**WHAT YOU SHOULD DO**
All lines below containing "อยละ" are to be listed.

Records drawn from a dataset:

_____

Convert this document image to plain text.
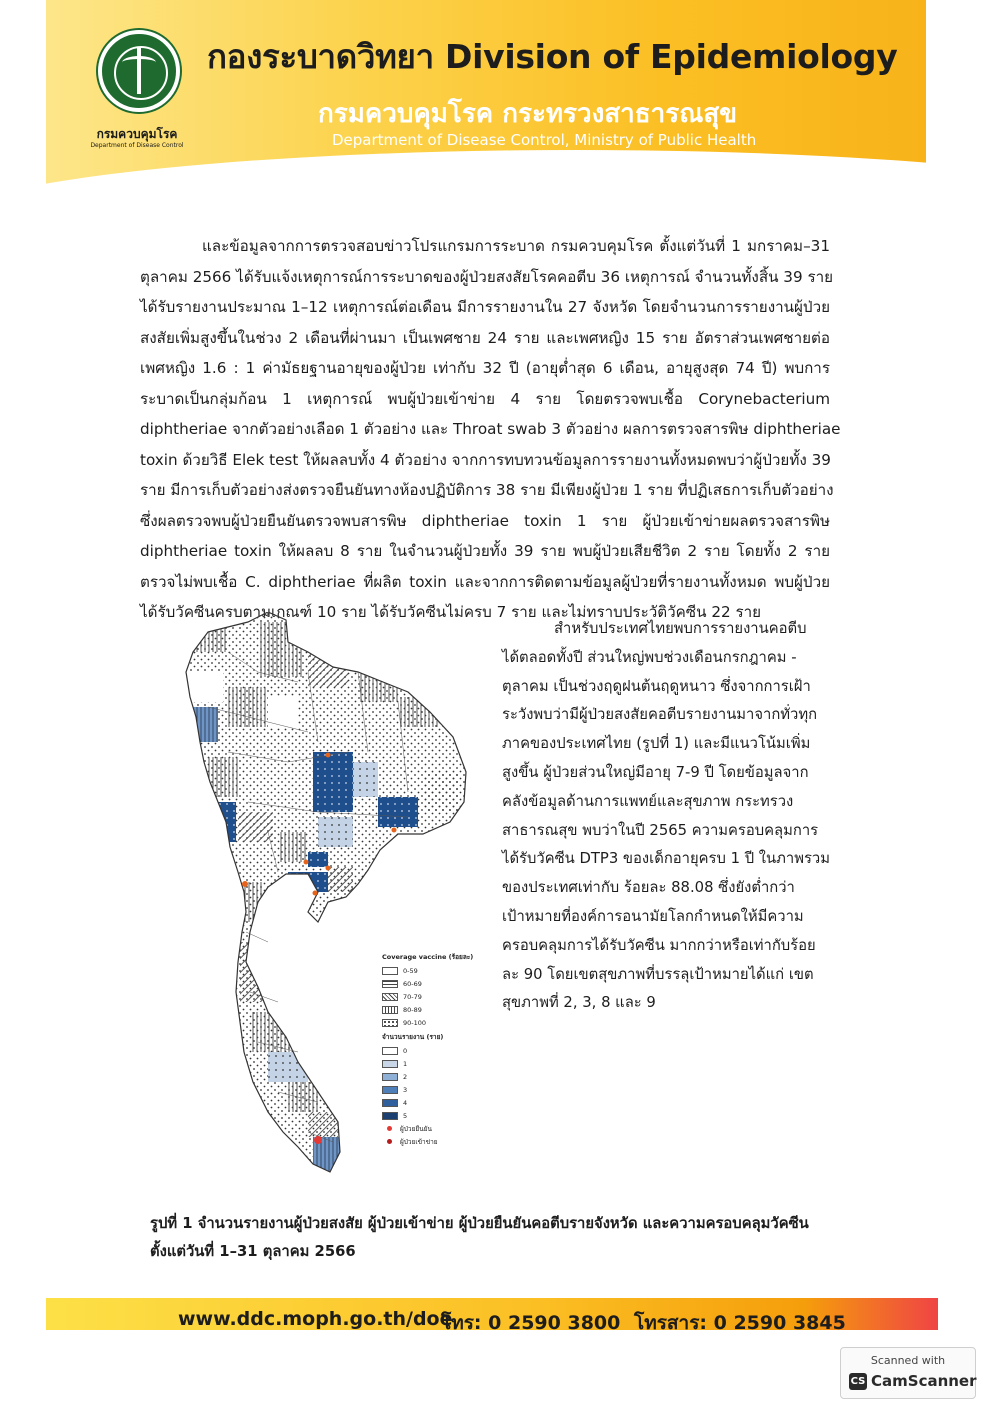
กรมควบคุมโรค
Department of Disease Control
กองระบาดวิทยา Division of Epidemiology
กรมควบคุมโรค กระทรวงสาธารณสุข
Department of Disease Control, Ministry of Public Health
และข้อมูลจากการตรวจสอบข่าวโปรแกรมการระบาด กรมควบคุมโรค ตั้งแต่วันที่ 1 มกราคม–31
ตุลาคม 2566 ได้รับแจ้งเหตุการณ์การระบาดของผู้ป่วยสงสัยโรคคอตีบ 36 เหตุการณ์ จำนวนทั้งสิ้น 39 ราย
ได้รับรายงานประมาณ 1–12 เหตุการณ์ต่อเดือน มีการรายงานใน 27 จังหวัด โดยจำนวนการรายงานผู้ป่วย
สงสัยเพิ่มสูงขึ้นในช่วง 2 เดือนที่ผ่านมา เป็นเพศชาย 24 ราย และเพศหญิง 15 ราย อัตราส่วนเพศชายต่อ
เพศหญิง 1.6 : 1 ค่ามัธยฐานอายุของผู้ป่วย เท่ากับ 32 ปี (อายุต่ำสุด 6 เดือน, อายุสูงสุด 74 ปี) พบการ
ระบาดเป็นกลุ่มก้อน 1 เหตุการณ์ พบผู้ป่วยเข้าข่าย 4 ราย โดยตรวจพบเชื้อ Corynebacterium
diphtheriae จากตัวอย่างเลือด 1 ตัวอย่าง และ Throat swab 3 ตัวอย่าง ผลการตรวจสารพิษ diphtheriae
toxin ด้วยวิธี Elek test ให้ผลลบทั้ง 4 ตัวอย่าง จากการทบทวนข้อมูลการรายงานทั้งหมดพบว่าผู้ป่วยทั้ง 39
ราย มีการเก็บตัวอย่างส่งตรวจยืนยันทางห้องปฏิบัติการ 38 ราย มีเพียงผู้ป่วย 1 ราย ที่ปฏิเสธการเก็บตัวอย่าง
ซึ่งผลตรวจพบผู้ป่วยยืนยันตรวจพบสารพิษ diphtheriae toxin 1 ราย ผู้ป่วยเข้าข่ายผลตรวจสารพิษ
diphtheriae toxin ให้ผลลบ 8 ราย ในจำนวนผู้ป่วยทั้ง 39 ราย พบผู้ป่วยเสียชีวิต 2 ราย โดยทั้ง 2 ราย
ตรวจไม่พบเชื้อ C. diphtheriae ที่ผลิต toxin และจากการติดตามข้อมูลผู้ป่วยที่รายงานทั้งหมด พบผู้ป่วย
ได้รับวัคซีนครบตามเกณฑ์ 10 ราย ได้รับวัคซีนไม่ครบ 7 ราย และไม่ทราบประวัติวัคซีน 22 ราย
Coverage vaccine (ร้อยละ)
0-59
60-69
70-79
80-89
90-100
จำนวนรายงาน (ราย)
0
1
2
3
4
5
ผู้ป่วยยืนยัน
ผู้ป่วยเข้าข่าย
สำหรับประเทศไทยพบการรายงานคอตีบ
ได้ตลอดทั้งปี ส่วนใหญ่พบช่วงเดือนกรกฎาคม -
ตุลาคม เป็นช่วงฤดูฝนต้นฤดูหนาว ซึ่งจากการเฝ้า
ระวังพบว่ามีผู้ป่วยสงสัยคอตีบรายงานมาจากทั่วทุก
ภาคของประเทศไทย (รูปที่ 1) และมีแนวโน้มเพิ่ม
สูงขึ้น ผู้ป่วยส่วนใหญ่มีอายุ 7-9 ปี โดยข้อมูลจาก
คลังข้อมูลด้านการแพทย์และสุขภาพ กระทรวง
สาธารณสุข พบว่าในปี 2565 ความครอบคลุมการ
ได้รับวัคซีน DTP3 ของเด็กอายุครบ 1 ปี ในภาพรวม
ของประเทศเท่ากับ ร้อยละ 88.08 ซึ่งยังต่ำกว่า
เป้าหมายที่องค์การอนามัยโลกกำหนดให้มีความ
ครอบคลุมการได้รับวัคซีน มากกว่าหรือเท่ากับร้อย
ละ 90 โดยเขตสุขภาพที่บรรลุเป้าหมายได้แก่ เขต
สุขภาพที่ 2, 3, 8 และ 9
รูปที่ 1 จำนวนรายงานผู้ป่วยสงสัย ผู้ป่วยเข้าข่าย ผู้ป่วยยืนยันคอตีบรายจังหวัด และความครอบคลุมวัคซีน
ตั้งแต่วันที่ 1–31 ตุลาคม 2566
www.ddc.moph.go.th/doe
โทร: 0 2590 3800 โทรสาร: 0 2590 3845
Scanned with
CS CamScanner
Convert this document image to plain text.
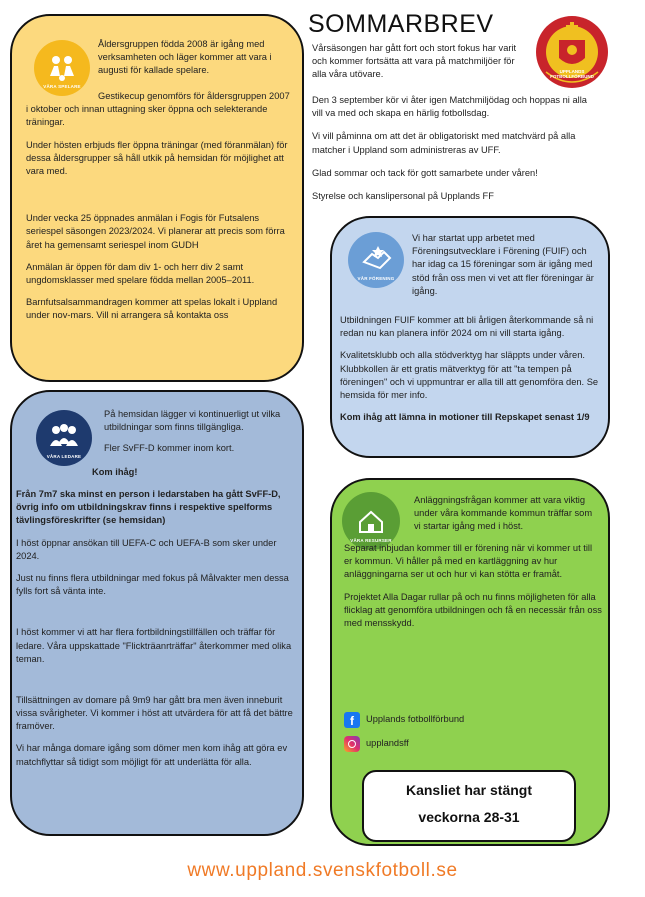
SOMMARBREV
UPPLANDS FOTBOLLFÖRBUND

Vårsäsongen har gått fort och stort fokus har varit och kommer fortsätta att vara på matchmiljöer för alla våra utövare.

Den 3 september kör vi åter igen Matchmiljödag och hoppas ni alla vill va med och skapa en härlig fotbollsdag.

Vi vill påminna om att det är obligatoriskt med matchvärd på alla matcher i Uppland som administreras av UFF.

Glad sommar och tack för gott samarbete under våren!

Styrelse och kanslipersonal på Upplands FF

VÅRA SPELARE

Åldersgruppen födda 2008 är igång med verksamheten och läger kommer att vara i augusti för kallade spelare.

Gestikecup genomförs för åldersgruppen 2007 i oktober och innan uttagning sker öppna och selekterande träningar.

Under hösten erbjuds fler öppna träningar (med föranmälan) för dessa åldersgrupper så håll utkik på hemsidan för möjlighet att vara med.

Under vecka 25 öppnades anmälan i Fogis för Futsalens seriespel säsongen 2023/2024. Vi planerar att precis som förra året ha gemensamt seriespel inom GUDH

Anmälan är öppen för dam div 1- och herr div 2 samt ungdomsklasser med spelare födda mellan 2005–2011.

Barnfutsalsammandragen kommer att spelas lokalt i Uppland under nov-mars. Vill ni arrangera så kontakta oss

VÅR FÖRENING

Vi har startat upp arbetet med Föreningsutvecklare i Förening (FUIF) och har idag ca 15 föreningar som är igång med stöd från oss men vi vet att fler föreningar är igång.

Utbildningen FUIF kommer att bli årligen återkommande så ni redan nu kan planera inför 2024 om ni vill starta igång.

Kvalitetsklubb och alla stödverktyg har släppts under våren. Klubbkollen är ett gratis mätverktyg för att "ta tempen på föreningen" och vi uppmuntrar er alla till att genomföra den. Se hemsida för mer info.

Kom ihåg att lämna in motioner till Repskapet senast 1/9

VÅRA LEDARE

På hemsidan lägger vi kontinuerligt ut vilka utbildningar som finns tillgängliga.

Fler SvFF-D kommer inom kort.

Kom ihåg!

Från 7m7 ska minst en person i ledarstaben ha gått SvFF-D, övrig info om utbildningskrav finns i respektive spelforms tävlingsföreskrifter (se hemsidan)

I höst öppnar ansökan till UEFA-C och UEFA-B som sker under 2024.

Just nu finns flera utbildningar med fokus på Målvakter men dessa fylls fort så vänta inte.

I höst kommer vi att har flera fortbildningstillfällen och träffar för ledare. Våra uppskattade "Flickträanrträffar" återkommer med olika teman.

Tillsättningen av domare på 9m9 har gått bra men även inneburit vissa svårigheter. Vi kommer i höst att utvärdera för att få det bättre framöver.

Vi har många domare igång som dömer men kom ihåg att göra ev matchflyttar så tidigt som möjligt för att underlätta för alla.

VÅRA RESURSER

Anläggningsfrågan kommer att vara viktig under våra kommande kommun träffar som vi startar igång med i höst.

Separat inbjudan kommer till er förening när vi kommer ut till er kommun. Vi håller på med en kartläggning av hur anläggningarna ser ut och hur vi kan stötta er framåt.

Projektet Alla Dagar rullar på och nu finns möjligheten för alla flicklag att genomföra utbildningen och få en necessär från oss med mensskydd.

f	Upplands fotbollförbund
upplandsff
Kansliet har stängt
veckorna 28-31
www.uppland.svenskfotboll.se
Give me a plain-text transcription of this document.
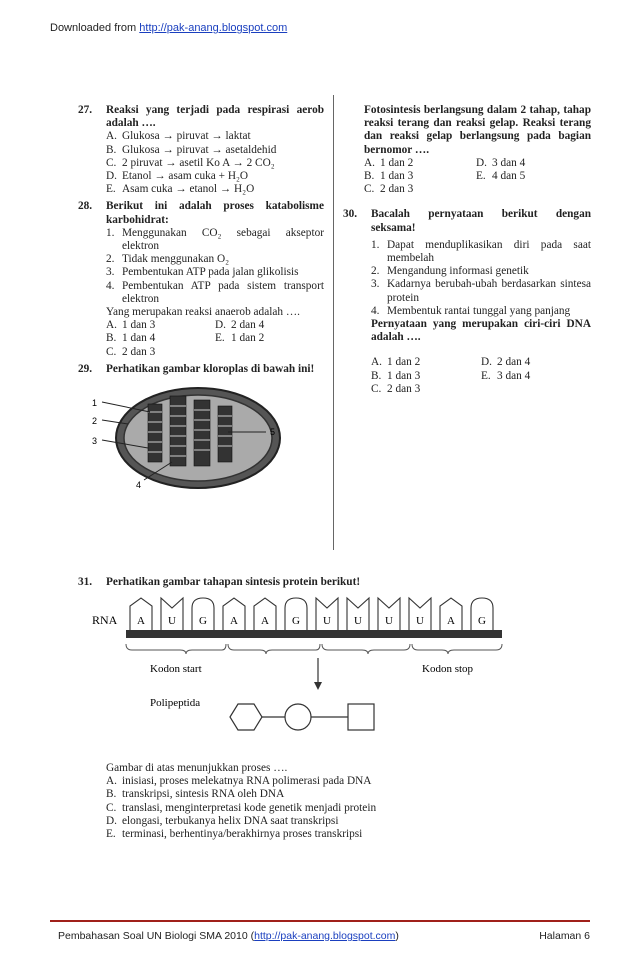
Downloaded from http://pak-anang.blogspot.com
27. Reaksi yang terjadi pada respirasi aerob adalah ….
A. Glukosa → piruvat → laktat
B. Glukosa → piruvat → asetaldehid
C. 2 piruvat → asetil Ko A → 2 CO₂
D. Etanol → asam cuka + H₂O
E. Asam cuka → etanol → H₂O
28. Berikut ini adalah proses katabolisme karbohidrat:
1. Menggunakan CO₂ sebagai akseptor elektron
2. Tidak menggunakan O₂
3. Pembentukan ATP pada jalan glikolisis
4. Pembentukan ATP pada sistem transport elektron
Yang merupakan reaksi anaerob adalah ….
A. 1 dan 3	D. 2 dan 4
B. 1 dan 4	E. 1 dan 2
C. 2 dan 3
29. Perhatikan gambar kloroplas di bawah ini!
1
2
3
4
5
Fotosintesis berlangsung dalam 2 tahap, tahap reaksi terang dan reaksi gelap. Reaksi terang dan reaksi gelap berlangsung pada bagian bernomor ….
A. 1 dan 2	D. 3 dan 4
B. 1 dan 3	E. 4 dan 5
C. 2 dan 3
30. Bacalah pernyataan berikut dengan seksama!
1. Dapat menduplikasikan diri pada saat membelah
2. Mengandung informasi genetik
3. Kadarnya berubah-ubah berdasarkan sintesa protein
4. Membentuk rantai tunggal yang panjang
Pernyataan yang merupakan ciri-ciri DNA adalah ….
A. 1 dan 2	D. 2 dan 4
B. 1 dan 3	E. 3 dan 4
C. 2 dan 3
31. Perhatikan gambar tahapan sintesis protein berikut!
RNA A U G A A G U U U U A G
Kodon start	Kodon stop
Polipeptida
Gambar di atas menunjukkan proses ….
A. inisiasi, proses melekatnya RNA polimerasi pada DNA
B. transkripsi, sintesis RNA oleh DNA
C. translasi, menginterpretasi kode genetik menjadi protein
D. elongasi, terbukanya helix DNA saat transkripsi
E. terminasi, berhentinya/berakhirnya proses transkripsi
Pembahasan Soal UN Biologi SMA 2010 (http://pak-anang.blogspot.com)	Halaman 6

_____

**SOLUTION FOR THIS EXERCISE**
Coverage vaccine (ร้อยละ)
ของประเทศเท่ากับ ร้อยละ 88.08 ซึ่งยังต่ำกว่า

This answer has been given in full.